=== Data shown ===

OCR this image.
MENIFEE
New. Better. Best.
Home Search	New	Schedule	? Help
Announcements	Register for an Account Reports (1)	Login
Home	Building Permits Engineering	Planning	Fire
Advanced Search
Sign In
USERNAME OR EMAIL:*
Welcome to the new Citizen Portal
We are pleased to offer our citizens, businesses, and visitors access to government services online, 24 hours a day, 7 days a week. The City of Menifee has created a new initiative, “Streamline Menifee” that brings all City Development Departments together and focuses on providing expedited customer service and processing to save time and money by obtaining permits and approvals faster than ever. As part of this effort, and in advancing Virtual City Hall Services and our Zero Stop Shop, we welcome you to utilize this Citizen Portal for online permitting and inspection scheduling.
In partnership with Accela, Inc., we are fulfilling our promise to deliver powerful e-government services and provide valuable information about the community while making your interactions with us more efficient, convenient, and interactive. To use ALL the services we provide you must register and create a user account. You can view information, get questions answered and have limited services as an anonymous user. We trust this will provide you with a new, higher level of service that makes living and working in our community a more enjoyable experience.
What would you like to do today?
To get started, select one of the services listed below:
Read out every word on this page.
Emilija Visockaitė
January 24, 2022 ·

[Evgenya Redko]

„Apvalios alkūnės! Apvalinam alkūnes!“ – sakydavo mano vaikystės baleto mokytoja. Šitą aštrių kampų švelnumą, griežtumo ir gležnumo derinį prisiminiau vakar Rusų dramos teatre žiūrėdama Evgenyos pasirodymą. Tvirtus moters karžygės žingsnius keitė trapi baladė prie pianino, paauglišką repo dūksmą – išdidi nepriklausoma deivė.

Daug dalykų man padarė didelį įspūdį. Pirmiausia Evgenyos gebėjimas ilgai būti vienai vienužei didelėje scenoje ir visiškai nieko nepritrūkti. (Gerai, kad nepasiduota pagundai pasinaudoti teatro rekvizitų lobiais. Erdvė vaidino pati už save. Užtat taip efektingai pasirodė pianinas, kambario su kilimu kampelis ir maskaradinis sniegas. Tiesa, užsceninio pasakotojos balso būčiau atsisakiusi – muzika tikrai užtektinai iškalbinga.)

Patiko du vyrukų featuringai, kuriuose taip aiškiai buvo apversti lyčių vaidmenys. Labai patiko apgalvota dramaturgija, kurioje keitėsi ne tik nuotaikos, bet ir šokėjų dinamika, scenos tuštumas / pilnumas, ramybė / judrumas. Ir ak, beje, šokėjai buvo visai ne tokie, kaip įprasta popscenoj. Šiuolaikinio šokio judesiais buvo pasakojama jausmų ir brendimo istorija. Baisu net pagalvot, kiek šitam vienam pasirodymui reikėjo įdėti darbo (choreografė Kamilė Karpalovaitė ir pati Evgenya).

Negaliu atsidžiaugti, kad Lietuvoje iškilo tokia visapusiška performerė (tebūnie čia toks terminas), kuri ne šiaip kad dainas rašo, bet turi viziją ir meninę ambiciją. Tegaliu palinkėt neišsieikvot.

===

Extract the full listing and reproduce each line exactly.

_Output of the task_.
OCR this image.
MENIFEE
New. Better. Best.
Home Search	New	Schedule	? Help
Announcements	Register for an Account Reports (1)	Login
Home	Building Permits Engineering	Planning	Fire
Advanced Search
Sign In
USERNAME OR EMAIL:*
Welcome to the new Citizen Portal
We are pleased to offer our citizens, businesses, and visitors access to government services online, 24 hours a day, 7 days a week. The City of Menifee has created a new initiative, “Streamline Menifee” that brings all City Development Departments together and focuses on providing expedited customer service and processing to save time and money by obtaining permits and approvals faster than ever. As part of this effort, and in advancing Virtual City Hall Services and our Zero Stop Shop, we welcome you to utilize this Citizen Portal for online permitting and inspection scheduling.
In partnership with Accela, Inc., we are fulfilling our promise to deliver powerful e-government services and provide valuable information about the community while making your interactions with us more efficient, convenient, and interactive. To use ALL the services we provide you must register and create a user account. You can view information, get questions answered and have limited services as an anonymous user. We trust this will provide you with a new, higher level of service that makes living and working in our community a more enjoyable experience.
What would you like to do today?
To get started, select one of the services listed below:
Read out every word on this page.
Emilija Visockaitė
January 24, 2022 ·

[Evgenya Redko]

„Apvalios alkūnės! Apvalinam alkūnes!“ – sakydavo mano vaikystės baleto mokytoja. Šitą aštrių kampų švelnumą, griežtumo ir gležnumo derinį prisiminiau vakar Rusų dramos teatre žiūrėdama Evgenyos pasirodymą. Tvirtus moters karžygės žingsnius keitė trapi baladė prie pianino, paauglišką repo dūksmą – išdidi nepriklausoma deivė.

Daug dalykų man padarė didelį įspūdį. Pirmiausia Evgenyos gebėjimas ilgai būti vienai vienužei didelėje scenoje ir visiškai nieko nepritrūkti. (Gerai, kad nepasiduota pagundai pasinaudoti teatro rekvizitų lobiais. Erdvė vaidino pati už save. Užtat taip efektingai pasirodė pianinas, kambario su kilimu kampelis ir maskaradinis sniegas. Tiesa, užsceninio pasakotojos balso būčiau atsisakiusi – muzika tikrai užtektinai iškalbinga.)

Patiko du vyrukų featuringai, kuriuose taip aiškiai buvo apversti lyčių vaidmenys. Labai patiko apgalvota dramaturgija, kurioje keitėsi ne tik nuotaikos, bet ir šokėjų dinamika, scenos tuštumas / pilnumas, ramybė / judrumas. Ir ak, beje, šokėjai buvo visai ne tokie, kaip įprasta popscenoj. Šiuolaikinio šokio judesiais buvo pasakojama jausmų ir brendimo istorija. Baisu net pagalvot, kiek šitam vienam pasirodymui reikėjo įdėti darbo (choreografė Kamilė Karpalovaitė ir pati Evgenya).

Negaliu atsidžiaugti, kad Lietuvoje iškilo tokia visapusiška performerė (tebūnie čia toks terminas), kuri ne šiaip kad dainas rašo, bet turi viziją ir meninę ambiciją. Tegaliu palinkėt neišsieikvot.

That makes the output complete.